◆ **DATA SECTION**
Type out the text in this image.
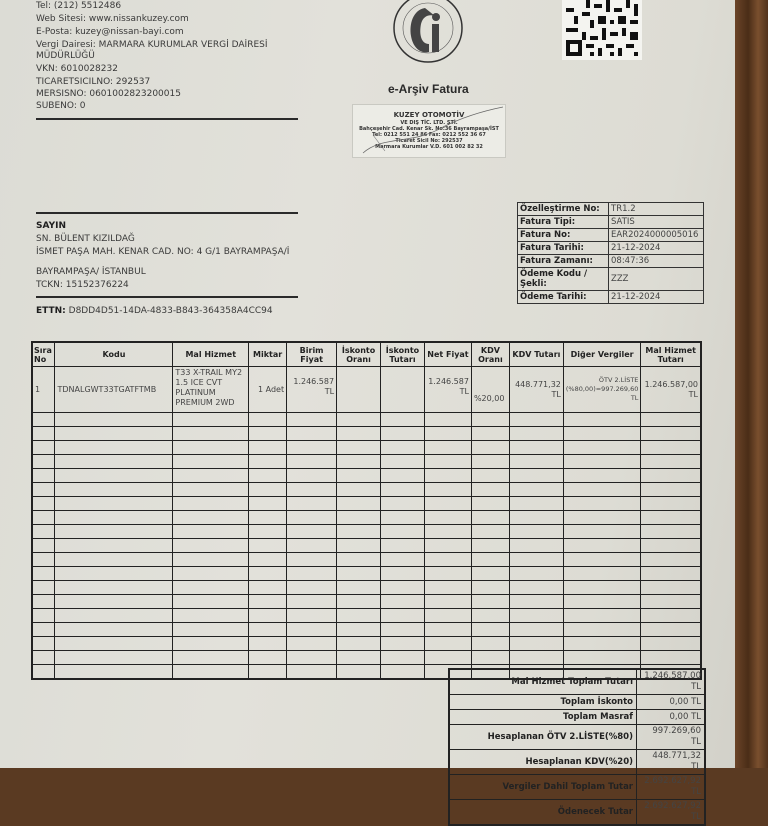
Tel: (212) 5512486
Web Sitesi: www.nissankuzey.com
E-Posta: kuzey@nissan-bayi.com
Vergi Dairesi: MARMARA KURUMLAR VERGİ DAİRESİ
MÜDÜRLÜĞÜ
VKN: 6010028232
TICARETSICILNO: 292537
MERSISNO: 0601002823200015
SUBENO: 0
e-Arşiv Fatura
KUZEY OTOMOTİV
VE DIŞ TİC. LTD. ŞTİ.
Bahçeşehir Cad. Kenar Sk. No:36 Bayrampaşa/İST
Tel: 0212 551 24 86 Fax: 0212 552 36 67
Ticaret Sicil No: 292537
Marmara Kurumlar V.D. 601 002 82 32
SAYIN
SN. BÜLENT KIZILDAĞ
İSMET PAŞA MAH. KENAR CAD. NO: 4 G/1 BAYRAMPAŞA/İ
BAYRAMPAŞA/ İSTANBUL
TCKN: 15152376224
ETTN: D8DD4D51-14DA-4833-B843-364358A4CC94
Özelleştirme No:	TR1.2
Fatura Tipi:	SATIS
Fatura No:	EAR2024000005016
Fatura Tarihi:	21-12-2024
Fatura Zamanı:	08:47:36
Ödeme Kodu / Şekli:	ZZZ
Ödeme Tarihi:	21-12-2024
Sıra No	Kodu	Mal Hizmet	Miktar	Birim Fiyat	İskonto Oranı	İskonto Tutarı	Net Fiyat	KDV Oranı	KDV Tutarı	Diğer Vergiler	Mal Hizmet Tutarı
1	TDNALGWT33TGATFTMB	T33 X-TRAIL MY2 1.5 ICE CVT PLATINUM PREMIUM 2WD	1 Adet	1.246.587 TL			1.246.587 TL	%20,00	448.771,32 TL	ÖTV 2.LİSTE (%80,00)=997.269,60 TL	1.246.587,00 TL

Mal Hizmet Toplam Tutarı	1.246.587,00 TL
Toplam İskonto	0,00 TL
Toplam Masraf	0,00 TL
Hesaplanan ÖTV 2.LİSTE(%80)	997.269,60 TL
Hesaplanan KDV(%20)	448.771,32 TL
Vergiler Dahil Toplam Tutar	2.692.627,92 TL
Ödenecek Tutar	2.692.627,92 TL
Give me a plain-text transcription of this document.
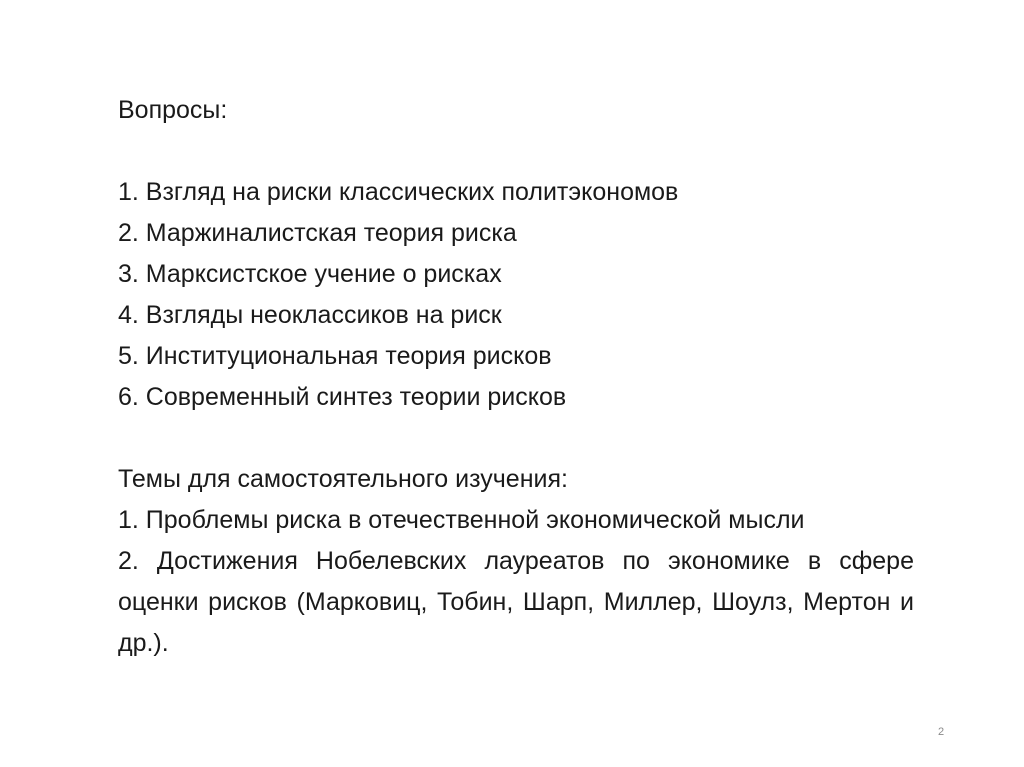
Вопросы:

1. Взгляд на риски классических политэкономов
2. Маржиналистская теория риска
3. Марксистское учение о рисках
4. Взгляды неоклассиков на риск
5. Институциональная теория рисков
6. Современный синтез теории рисков

Темы для самостоятельного изучения:

1. Проблемы риска в отечественной экономической мысли
2. Достижения Нобелевских лауреатов по экономике в сфере оценки рисков (Марковиц, Тобин, Шарп, Миллер, Шоулз, Мертон и др.).
2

◆ **STATED TASK**
Your task is to set down the records shown above exactly, minus any pictures.

◆ **EXERCISE SOLUTION**
Type out the text in this image.
Tel: (212) 5512486
Web Sitesi: www.nissankuzey.com
E-Posta: kuzey@nissan-bayi.com
Vergi Dairesi: MARMARA KURUMLAR VERGİ DAİRESİ
MÜDÜRLÜĞÜ
VKN: 6010028232
TICARETSICILNO: 292537
MERSISNO: 0601002823200015
SUBENO: 0
e-Arşiv Fatura
KUZEY OTOMOTİV
VE DIŞ TİC. LTD. ŞTİ.
Bahçeşehir Cad. Kenar Sk. No:36 Bayrampaşa/İST
Tel: 0212 551 24 86 Fax: 0212 552 36 67
Ticaret Sicil No: 292537
Marmara Kurumlar V.D. 601 002 82 32
SAYIN
SN. BÜLENT KIZILDAĞ
İSMET PAŞA MAH. KENAR CAD. NO: 4 G/1 BAYRAMPAŞA/İ
BAYRAMPAŞA/ İSTANBUL
TCKN: 15152376224
ETTN: D8DD4D51-14DA-4833-B843-364358A4CC94
Özelleştirme No:	TR1.2
Fatura Tipi:	SATIS
Fatura No:	EAR2024000005016
Fatura Tarihi:	21-12-2024
Fatura Zamanı:	08:47:36
Ödeme Kodu / Şekli:	ZZZ
Ödeme Tarihi:	21-12-2024
Sıra No	Kodu	Mal Hizmet	Miktar	Birim Fiyat	İskonto Oranı	İskonto Tutarı	Net Fiyat	KDV Oranı	KDV Tutarı	Diğer Vergiler	Mal Hizmet Tutarı
1	TDNALGWT33TGATFTMB	T33 X-TRAIL MY2 1.5 ICE CVT PLATINUM PREMIUM 2WD	1 Adet	1.246.587 TL			1.246.587 TL	%20,00	448.771,32 TL	ÖTV 2.LİSTE (%80,00)=997.269,60 TL	1.246.587,00 TL

Mal Hizmet Toplam Tutarı	1.246.587,00 TL
Toplam İskonto	0,00 TL
Toplam Masraf	0,00 TL
Hesaplanan ÖTV 2.LİSTE(%80)	997.269,60 TL
Hesaplanan KDV(%20)	448.771,32 TL
Vergiler Dahil Toplam Tutar	2.692.627,92 TL
Ödenecek Tutar	2.692.627,92 TL
Give me a plain-text transcription of this document.
Вопросы:

1. Взгляд на риски классических политэкономов
2. Маржиналистская теория риска
3. Марксистское учение о рисках
4. Взгляды неоклассиков на риск
5. Институциональная теория рисков
6. Современный синтез теории рисков

Темы для самостоятельного изучения:

1. Проблемы риска в отечественной экономической мысли
2. Достижения Нобелевских лауреатов по экономике в сфере оценки рисков (Марковиц, Тобин, Шарп, Миллер, Шоулз, Мертон и др.).
2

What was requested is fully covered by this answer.